— start RECORDED INFORMATION —

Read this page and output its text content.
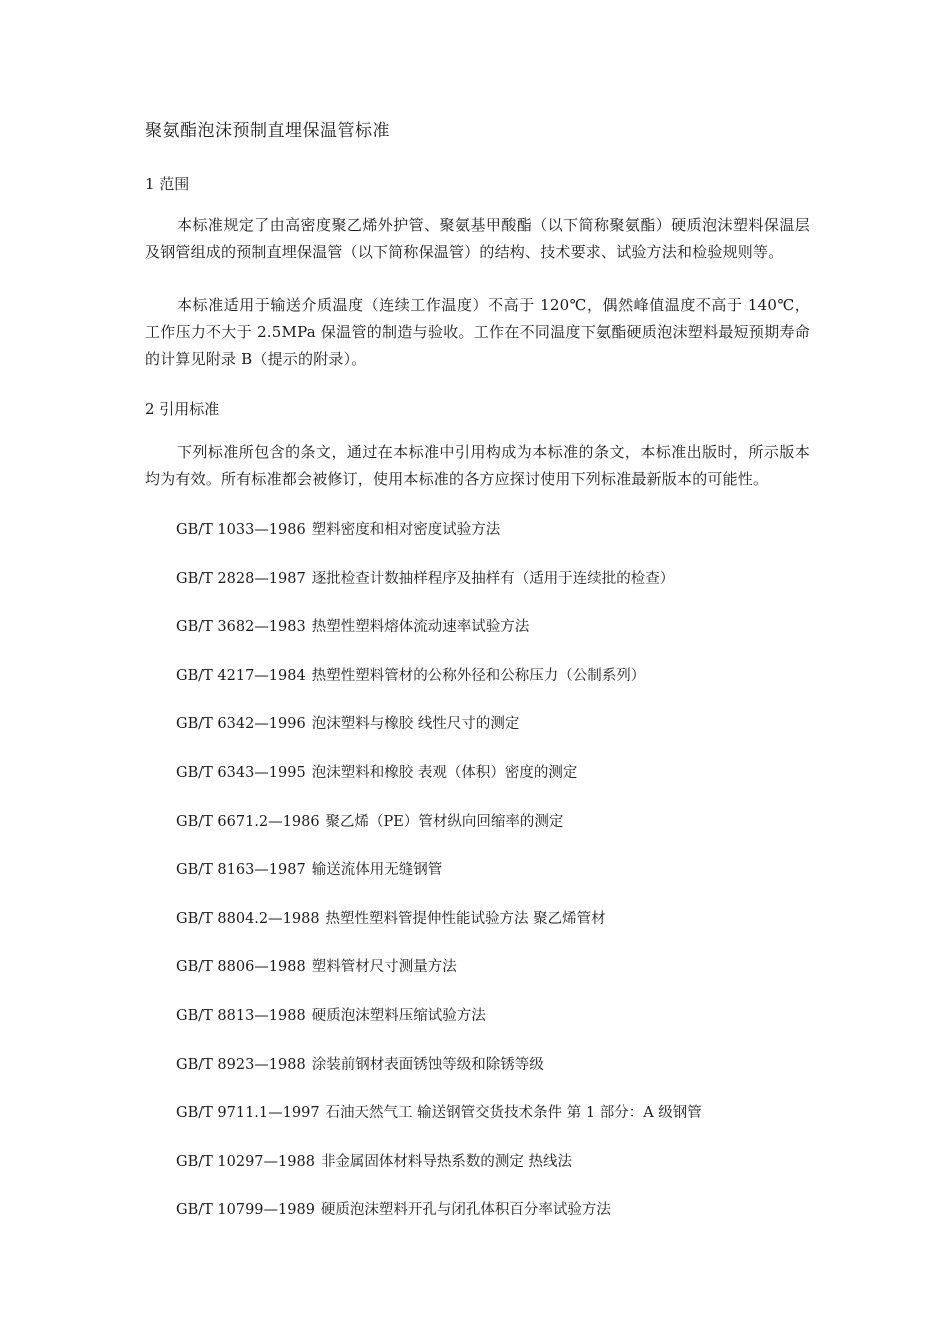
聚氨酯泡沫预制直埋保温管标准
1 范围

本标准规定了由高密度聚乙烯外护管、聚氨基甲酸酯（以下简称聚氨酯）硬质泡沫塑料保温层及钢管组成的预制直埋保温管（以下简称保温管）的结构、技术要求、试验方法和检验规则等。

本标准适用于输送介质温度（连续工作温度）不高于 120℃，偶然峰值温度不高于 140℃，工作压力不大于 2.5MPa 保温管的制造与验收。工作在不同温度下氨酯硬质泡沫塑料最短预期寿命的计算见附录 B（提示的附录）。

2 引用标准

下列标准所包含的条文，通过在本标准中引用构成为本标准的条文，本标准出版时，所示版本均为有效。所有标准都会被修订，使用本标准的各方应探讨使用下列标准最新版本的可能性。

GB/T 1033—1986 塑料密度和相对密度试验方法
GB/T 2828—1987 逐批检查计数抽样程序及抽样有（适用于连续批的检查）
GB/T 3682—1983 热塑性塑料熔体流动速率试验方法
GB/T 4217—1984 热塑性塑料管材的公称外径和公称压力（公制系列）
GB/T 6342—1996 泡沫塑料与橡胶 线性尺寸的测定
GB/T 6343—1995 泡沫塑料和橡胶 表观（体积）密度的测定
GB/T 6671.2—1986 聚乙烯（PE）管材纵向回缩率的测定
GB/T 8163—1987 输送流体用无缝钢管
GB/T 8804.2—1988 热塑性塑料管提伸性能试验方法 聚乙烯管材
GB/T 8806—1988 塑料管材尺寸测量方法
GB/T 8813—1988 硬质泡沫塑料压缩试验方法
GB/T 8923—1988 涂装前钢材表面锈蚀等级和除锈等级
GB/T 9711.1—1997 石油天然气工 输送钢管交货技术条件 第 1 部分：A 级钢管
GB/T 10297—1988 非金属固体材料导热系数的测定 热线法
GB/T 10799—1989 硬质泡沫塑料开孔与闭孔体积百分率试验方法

— end RECORDED INFORMATION —
— start RECORDED INFORMATION —

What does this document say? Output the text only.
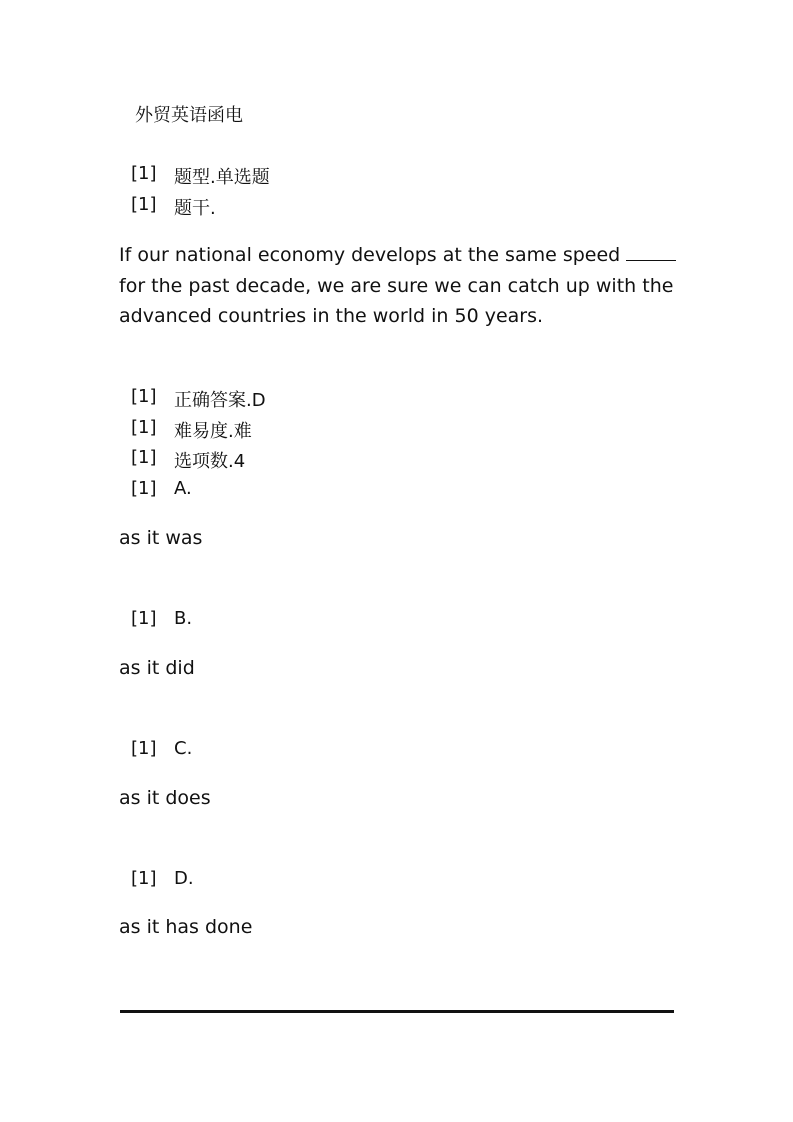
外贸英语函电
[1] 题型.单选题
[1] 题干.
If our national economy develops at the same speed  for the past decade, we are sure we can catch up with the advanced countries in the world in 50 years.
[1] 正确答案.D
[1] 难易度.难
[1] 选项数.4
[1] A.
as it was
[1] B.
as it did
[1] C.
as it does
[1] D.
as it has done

— end RECORDED INFORMATION —

* [STATED TASK]: Collect every line above that contains the word "text".

* [RESULT OF THIS TASK]:
Read this page and output its text content.
What does this document say? Output the text only.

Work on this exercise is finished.